───── PROVIDED DATA ─────

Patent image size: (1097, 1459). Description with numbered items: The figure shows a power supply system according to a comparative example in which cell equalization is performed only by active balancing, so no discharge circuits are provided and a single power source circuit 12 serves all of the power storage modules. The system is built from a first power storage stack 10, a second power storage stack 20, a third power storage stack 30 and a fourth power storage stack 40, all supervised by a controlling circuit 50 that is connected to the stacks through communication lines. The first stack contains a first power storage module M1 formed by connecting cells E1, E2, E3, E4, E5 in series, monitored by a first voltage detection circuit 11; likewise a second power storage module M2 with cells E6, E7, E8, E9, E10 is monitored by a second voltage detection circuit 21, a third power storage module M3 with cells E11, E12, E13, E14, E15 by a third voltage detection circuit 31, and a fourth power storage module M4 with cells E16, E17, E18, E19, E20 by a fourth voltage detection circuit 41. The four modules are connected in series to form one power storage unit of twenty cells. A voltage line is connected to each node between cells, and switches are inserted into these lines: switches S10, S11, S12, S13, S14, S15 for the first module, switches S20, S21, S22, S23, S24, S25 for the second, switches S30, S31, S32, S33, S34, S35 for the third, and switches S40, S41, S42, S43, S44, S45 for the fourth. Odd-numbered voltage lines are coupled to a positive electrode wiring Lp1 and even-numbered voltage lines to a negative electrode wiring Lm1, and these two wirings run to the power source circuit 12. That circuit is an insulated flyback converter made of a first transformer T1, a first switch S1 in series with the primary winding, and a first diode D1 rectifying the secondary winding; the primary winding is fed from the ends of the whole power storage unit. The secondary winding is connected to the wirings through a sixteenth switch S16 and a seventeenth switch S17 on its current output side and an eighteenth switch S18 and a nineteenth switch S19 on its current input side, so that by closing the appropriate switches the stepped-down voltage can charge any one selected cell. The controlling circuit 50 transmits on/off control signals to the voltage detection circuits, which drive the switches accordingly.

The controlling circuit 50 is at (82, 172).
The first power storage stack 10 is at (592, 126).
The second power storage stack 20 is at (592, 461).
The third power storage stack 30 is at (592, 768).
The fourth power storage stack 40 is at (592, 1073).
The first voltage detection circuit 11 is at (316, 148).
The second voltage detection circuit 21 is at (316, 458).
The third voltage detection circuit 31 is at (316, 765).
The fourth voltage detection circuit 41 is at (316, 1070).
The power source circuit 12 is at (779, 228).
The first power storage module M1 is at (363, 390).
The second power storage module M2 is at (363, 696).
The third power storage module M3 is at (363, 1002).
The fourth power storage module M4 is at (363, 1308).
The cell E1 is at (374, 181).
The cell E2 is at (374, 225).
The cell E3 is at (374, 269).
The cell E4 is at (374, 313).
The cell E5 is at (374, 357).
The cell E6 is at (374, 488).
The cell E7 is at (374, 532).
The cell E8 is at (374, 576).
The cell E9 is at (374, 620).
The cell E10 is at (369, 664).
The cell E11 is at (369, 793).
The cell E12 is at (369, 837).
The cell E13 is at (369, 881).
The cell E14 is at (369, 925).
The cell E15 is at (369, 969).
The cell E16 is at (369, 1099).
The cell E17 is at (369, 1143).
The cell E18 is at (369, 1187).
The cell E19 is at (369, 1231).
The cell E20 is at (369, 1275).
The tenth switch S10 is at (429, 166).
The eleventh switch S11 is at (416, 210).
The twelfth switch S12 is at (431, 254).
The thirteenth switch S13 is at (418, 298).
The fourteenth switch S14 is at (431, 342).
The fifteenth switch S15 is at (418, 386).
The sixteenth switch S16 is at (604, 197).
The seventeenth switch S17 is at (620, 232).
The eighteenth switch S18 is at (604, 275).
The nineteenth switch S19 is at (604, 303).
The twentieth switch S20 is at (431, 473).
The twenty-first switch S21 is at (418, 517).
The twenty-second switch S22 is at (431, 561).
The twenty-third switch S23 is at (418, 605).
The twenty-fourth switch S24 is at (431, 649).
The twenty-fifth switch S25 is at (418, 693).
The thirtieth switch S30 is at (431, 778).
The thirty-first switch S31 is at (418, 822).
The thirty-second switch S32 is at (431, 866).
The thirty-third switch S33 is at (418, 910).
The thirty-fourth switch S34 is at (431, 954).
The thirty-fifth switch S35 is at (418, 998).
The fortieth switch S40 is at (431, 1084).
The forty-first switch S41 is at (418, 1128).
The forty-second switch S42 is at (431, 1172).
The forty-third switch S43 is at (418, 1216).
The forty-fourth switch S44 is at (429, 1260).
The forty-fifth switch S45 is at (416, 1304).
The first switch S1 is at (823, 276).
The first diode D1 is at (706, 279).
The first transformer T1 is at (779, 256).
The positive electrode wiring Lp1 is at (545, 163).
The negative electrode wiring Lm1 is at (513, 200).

─────

[ASSIGNED TASK] The entire listing is to be repeated exactly.

[RESPONSE]
Patent image size: (1097, 1459). Description with numbered items: The figure shows a power supply system according to a comparative example in which cell equalization is performed only by active balancing, so no discharge circuits are provided and a single power source circuit 12 serves all of the power storage modules. The system is built from a first power storage stack 10, a second power storage stack 20, a third power storage stack 30 and a fourth power storage stack 40, all supervised by a controlling circuit 50 that is connected to the stacks through communication lines. The first stack contains a first power storage module M1 formed by connecting cells E1, E2, E3, E4, E5 in series, monitored by a first voltage detection circuit 11; likewise a second power storage module M2 with cells E6, E7, E8, E9, E10 is monitored by a second voltage detection circuit 21, a third power storage module M3 with cells E11, E12, E13, E14, E15 by a third voltage detection circuit 31, and a fourth power storage module M4 with cells E16, E17, E18, E19, E20 by a fourth voltage detection circuit 41. The four modules are connected in series to form one power storage unit of twenty cells. A voltage line is connected to each node between cells, and switches are inserted into these lines: switches S10, S11, S12, S13, S14, S15 for the first module, switches S20, S21, S22, S23, S24, S25 for the second, switches S30, S31, S32, S33, S34, S35 for the third, and switches S40, S41, S42, S43, S44, S45 for the fourth. Odd-numbered voltage lines are coupled to a positive electrode wiring Lp1 and even-numbered voltage lines to a negative electrode wiring Lm1, and these two wirings run to the power source circuit 12. That circuit is an insulated flyback converter made of a first transformer T1, a first switch S1 in series with the primary winding, and a first diode D1 rectifying the secondary winding; the primary winding is fed from the ends of the whole power storage unit. The secondary winding is connected to the wirings through a sixteenth switch S16 and a seventeenth switch S17 on its current output side and an eighteenth switch S18 and a nineteenth switch S19 on its current input side, so that by closing the appropriate switches the stepped-down voltage can charge any one selected cell. The controlling circuit 50 transmits on/off control signals to the voltage detection circuits, which drive the switches accordingly.

The controlling circuit 50 is at (82, 172).
The first power storage stack 10 is at (592, 126).
The second power storage stack 20 is at (592, 461).
The third power storage stack 30 is at (592, 768).
The fourth power storage stack 40 is at (592, 1073).
The first voltage detection circuit 11 is at (316, 148).
The second voltage detection circuit 21 is at (316, 458).
The third voltage detection circuit 31 is at (316, 765).
The fourth voltage detection circuit 41 is at (316, 1070).
The power source circuit 12 is at (779, 228).
The first power storage module M1 is at (363, 390).
The second power storage module M2 is at (363, 696).
The third power storage module M3 is at (363, 1002).
The fourth power storage module M4 is at (363, 1308).
The cell E1 is at (374, 181).
The cell E2 is at (374, 225).
The cell E3 is at (374, 269).
The cell E4 is at (374, 313).
The cell E5 is at (374, 357).
The cell E6 is at (374, 488).
The cell E7 is at (374, 532).
The cell E8 is at (374, 576).
The cell E9 is at (374, 620).
The cell E10 is at (369, 664).
The cell E11 is at (369, 793).
The cell E12 is at (369, 837).
The cell E13 is at (369, 881).
The cell E14 is at (369, 925).
The cell E15 is at (369, 969).
The cell E16 is at (369, 1099).
The cell E17 is at (369, 1143).
The cell E18 is at (369, 1187).
The cell E19 is at (369, 1231).
The cell E20 is at (369, 1275).
The tenth switch S10 is at (429, 166).
The eleventh switch S11 is at (416, 210).
The twelfth switch S12 is at (431, 254).
The thirteenth switch S13 is at (418, 298).
The fourteenth switch S14 is at (431, 342).
The fifteenth switch S15 is at (418, 386).
The sixteenth switch S16 is at (604, 197).
The seventeenth switch S17 is at (620, 232).
The eighteenth switch S18 is at (604, 275).
The nineteenth switch S19 is at (604, 303).
The twentieth switch S20 is at (431, 473).
The twenty-first switch S21 is at (418, 517).
The twenty-second switch S22 is at (431, 561).
The twenty-third switch S23 is at (418, 605).
The twenty-fourth switch S24 is at (431, 649).
The twenty-fifth switch S25 is at (418, 693).
The thirtieth switch S30 is at (431, 778).
The thirty-first switch S31 is at (418, 822).
The thirty-second switch S32 is at (431, 866).
The thirty-third switch S33 is at (418, 910).
The thirty-fourth switch S34 is at (431, 954).
The thirty-fifth switch S35 is at (418, 998).
The fortieth switch S40 is at (431, 1084).
The forty-first switch S41 is at (418, 1128).
The forty-second switch S42 is at (431, 1172).
The forty-third switch S43 is at (418, 1216).
The forty-fourth switch S44 is at (429, 1260).
The forty-fifth switch S45 is at (416, 1304).
The first switch S1 is at (823, 276).
The first diode D1 is at (706, 279).
The first transformer T1 is at (779, 256).
The positive electrode wiring Lp1 is at (545, 163).
The negative electrode wiring Lm1 is at (513, 200).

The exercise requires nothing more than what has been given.